▸ Stored data entries
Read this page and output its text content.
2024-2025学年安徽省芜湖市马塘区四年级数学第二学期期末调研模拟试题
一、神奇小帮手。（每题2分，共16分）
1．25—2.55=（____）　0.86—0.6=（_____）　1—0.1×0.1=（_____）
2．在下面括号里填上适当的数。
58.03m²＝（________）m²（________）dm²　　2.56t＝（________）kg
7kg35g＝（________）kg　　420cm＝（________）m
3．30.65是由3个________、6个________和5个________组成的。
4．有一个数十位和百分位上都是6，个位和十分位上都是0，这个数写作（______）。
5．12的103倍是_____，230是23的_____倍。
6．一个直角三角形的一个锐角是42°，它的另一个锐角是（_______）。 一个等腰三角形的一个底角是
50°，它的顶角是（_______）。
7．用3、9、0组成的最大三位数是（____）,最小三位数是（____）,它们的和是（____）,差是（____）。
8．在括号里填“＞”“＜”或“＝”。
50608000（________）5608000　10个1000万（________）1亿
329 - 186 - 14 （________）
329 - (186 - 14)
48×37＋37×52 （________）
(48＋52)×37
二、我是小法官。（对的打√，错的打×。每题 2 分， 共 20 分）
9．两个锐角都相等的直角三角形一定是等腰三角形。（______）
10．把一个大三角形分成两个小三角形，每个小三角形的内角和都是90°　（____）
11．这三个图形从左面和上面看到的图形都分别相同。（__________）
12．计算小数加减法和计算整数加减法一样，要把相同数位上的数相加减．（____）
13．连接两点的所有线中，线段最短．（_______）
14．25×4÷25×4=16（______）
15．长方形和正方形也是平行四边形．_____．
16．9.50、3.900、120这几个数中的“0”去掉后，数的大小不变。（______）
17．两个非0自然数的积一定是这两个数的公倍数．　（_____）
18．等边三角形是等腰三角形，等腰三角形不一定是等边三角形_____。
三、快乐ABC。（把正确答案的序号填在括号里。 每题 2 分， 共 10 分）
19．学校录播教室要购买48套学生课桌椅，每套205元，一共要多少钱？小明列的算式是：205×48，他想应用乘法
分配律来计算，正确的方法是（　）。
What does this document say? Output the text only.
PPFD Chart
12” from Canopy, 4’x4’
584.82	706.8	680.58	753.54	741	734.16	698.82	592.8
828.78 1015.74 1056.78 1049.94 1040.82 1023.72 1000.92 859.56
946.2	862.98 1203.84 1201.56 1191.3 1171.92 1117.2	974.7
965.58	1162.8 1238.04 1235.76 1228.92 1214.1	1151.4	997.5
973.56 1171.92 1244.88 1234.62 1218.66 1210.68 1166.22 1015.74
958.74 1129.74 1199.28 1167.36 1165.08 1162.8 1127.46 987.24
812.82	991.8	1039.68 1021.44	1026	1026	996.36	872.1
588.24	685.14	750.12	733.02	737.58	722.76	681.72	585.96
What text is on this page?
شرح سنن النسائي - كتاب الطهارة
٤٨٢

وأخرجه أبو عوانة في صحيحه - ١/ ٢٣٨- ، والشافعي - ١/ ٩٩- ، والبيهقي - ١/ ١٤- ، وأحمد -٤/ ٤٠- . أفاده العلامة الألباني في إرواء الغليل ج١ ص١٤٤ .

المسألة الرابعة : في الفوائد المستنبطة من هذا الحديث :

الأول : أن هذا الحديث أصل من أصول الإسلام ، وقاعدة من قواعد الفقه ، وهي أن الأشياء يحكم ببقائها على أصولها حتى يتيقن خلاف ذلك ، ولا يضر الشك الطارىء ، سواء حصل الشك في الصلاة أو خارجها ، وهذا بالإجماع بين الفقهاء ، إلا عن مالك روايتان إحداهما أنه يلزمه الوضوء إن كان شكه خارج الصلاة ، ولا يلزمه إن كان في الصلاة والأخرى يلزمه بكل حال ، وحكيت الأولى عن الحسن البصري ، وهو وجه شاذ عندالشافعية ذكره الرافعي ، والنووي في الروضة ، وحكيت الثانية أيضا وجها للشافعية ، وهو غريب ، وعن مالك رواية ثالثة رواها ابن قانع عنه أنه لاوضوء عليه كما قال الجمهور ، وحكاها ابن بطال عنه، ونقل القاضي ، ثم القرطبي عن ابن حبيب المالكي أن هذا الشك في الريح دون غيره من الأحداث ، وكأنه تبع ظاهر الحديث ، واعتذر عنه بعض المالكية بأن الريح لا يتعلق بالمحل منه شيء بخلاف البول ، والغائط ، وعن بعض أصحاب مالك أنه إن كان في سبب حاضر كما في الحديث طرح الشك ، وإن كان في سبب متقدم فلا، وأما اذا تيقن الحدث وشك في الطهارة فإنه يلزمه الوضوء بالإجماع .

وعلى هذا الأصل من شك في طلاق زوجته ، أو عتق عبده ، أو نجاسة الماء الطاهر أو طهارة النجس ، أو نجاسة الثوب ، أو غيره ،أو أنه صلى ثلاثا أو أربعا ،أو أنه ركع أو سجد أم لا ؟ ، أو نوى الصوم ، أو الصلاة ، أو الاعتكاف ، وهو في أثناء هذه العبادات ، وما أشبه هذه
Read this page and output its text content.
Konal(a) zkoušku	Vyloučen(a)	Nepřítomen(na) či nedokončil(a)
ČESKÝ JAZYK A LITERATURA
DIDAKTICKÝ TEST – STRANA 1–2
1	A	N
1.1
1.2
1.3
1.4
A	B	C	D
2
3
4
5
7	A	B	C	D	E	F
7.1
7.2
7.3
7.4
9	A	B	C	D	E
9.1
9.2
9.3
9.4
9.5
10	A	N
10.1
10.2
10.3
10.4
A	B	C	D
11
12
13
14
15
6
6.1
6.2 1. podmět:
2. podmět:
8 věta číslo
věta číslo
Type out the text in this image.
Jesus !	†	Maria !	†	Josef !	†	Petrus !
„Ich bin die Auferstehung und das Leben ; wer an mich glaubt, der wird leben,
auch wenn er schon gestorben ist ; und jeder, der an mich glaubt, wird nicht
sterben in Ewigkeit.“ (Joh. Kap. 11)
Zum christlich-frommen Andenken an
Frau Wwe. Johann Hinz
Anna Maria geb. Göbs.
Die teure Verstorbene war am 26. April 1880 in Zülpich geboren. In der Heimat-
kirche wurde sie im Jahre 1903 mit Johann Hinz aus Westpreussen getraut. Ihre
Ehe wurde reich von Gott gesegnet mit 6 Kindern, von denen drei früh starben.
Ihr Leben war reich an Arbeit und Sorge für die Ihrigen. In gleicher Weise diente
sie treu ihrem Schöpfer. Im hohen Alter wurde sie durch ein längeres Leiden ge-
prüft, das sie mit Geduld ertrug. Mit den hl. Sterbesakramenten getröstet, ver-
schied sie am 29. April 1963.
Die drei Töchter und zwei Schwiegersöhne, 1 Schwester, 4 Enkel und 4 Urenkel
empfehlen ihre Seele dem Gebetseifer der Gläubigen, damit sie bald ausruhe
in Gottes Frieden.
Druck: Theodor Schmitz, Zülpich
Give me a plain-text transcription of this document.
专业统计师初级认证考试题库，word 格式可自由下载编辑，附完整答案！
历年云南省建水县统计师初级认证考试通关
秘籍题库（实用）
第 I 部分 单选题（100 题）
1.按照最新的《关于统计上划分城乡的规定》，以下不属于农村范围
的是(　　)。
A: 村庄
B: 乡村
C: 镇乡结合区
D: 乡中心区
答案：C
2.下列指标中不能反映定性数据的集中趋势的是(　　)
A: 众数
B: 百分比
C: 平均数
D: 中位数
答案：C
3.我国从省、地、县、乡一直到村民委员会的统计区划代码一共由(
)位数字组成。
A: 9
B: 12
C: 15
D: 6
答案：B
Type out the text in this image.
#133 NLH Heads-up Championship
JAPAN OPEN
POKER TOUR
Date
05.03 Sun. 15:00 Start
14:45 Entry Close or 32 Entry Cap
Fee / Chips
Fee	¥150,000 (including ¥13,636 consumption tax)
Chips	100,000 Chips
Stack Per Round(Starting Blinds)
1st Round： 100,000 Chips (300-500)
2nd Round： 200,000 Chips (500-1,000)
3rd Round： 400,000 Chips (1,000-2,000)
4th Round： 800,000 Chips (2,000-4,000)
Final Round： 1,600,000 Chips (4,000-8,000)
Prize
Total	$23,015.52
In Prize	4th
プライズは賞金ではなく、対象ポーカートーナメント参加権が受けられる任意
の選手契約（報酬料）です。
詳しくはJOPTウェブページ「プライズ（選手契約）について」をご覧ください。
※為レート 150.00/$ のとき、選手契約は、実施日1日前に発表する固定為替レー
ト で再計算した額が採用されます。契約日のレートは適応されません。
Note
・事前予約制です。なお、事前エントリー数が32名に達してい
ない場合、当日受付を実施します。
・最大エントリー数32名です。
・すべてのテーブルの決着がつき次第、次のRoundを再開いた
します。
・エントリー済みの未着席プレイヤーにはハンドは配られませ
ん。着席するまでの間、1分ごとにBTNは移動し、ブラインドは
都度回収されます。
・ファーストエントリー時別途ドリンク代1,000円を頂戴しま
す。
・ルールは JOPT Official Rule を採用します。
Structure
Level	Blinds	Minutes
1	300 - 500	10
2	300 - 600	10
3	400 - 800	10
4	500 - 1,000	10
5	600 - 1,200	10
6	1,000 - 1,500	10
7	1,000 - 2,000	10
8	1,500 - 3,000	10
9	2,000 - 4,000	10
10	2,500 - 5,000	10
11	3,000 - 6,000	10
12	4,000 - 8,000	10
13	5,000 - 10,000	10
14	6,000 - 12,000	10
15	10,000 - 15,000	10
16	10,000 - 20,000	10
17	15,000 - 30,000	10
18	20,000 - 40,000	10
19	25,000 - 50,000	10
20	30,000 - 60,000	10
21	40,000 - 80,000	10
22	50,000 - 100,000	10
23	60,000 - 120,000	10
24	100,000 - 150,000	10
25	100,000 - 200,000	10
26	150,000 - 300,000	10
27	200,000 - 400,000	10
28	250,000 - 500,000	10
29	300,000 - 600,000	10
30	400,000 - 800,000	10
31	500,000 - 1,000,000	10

▸ Stated problem
Looking at the listing above, count the lines that contain "wird" and give nothing but the number.

▸ Final result
2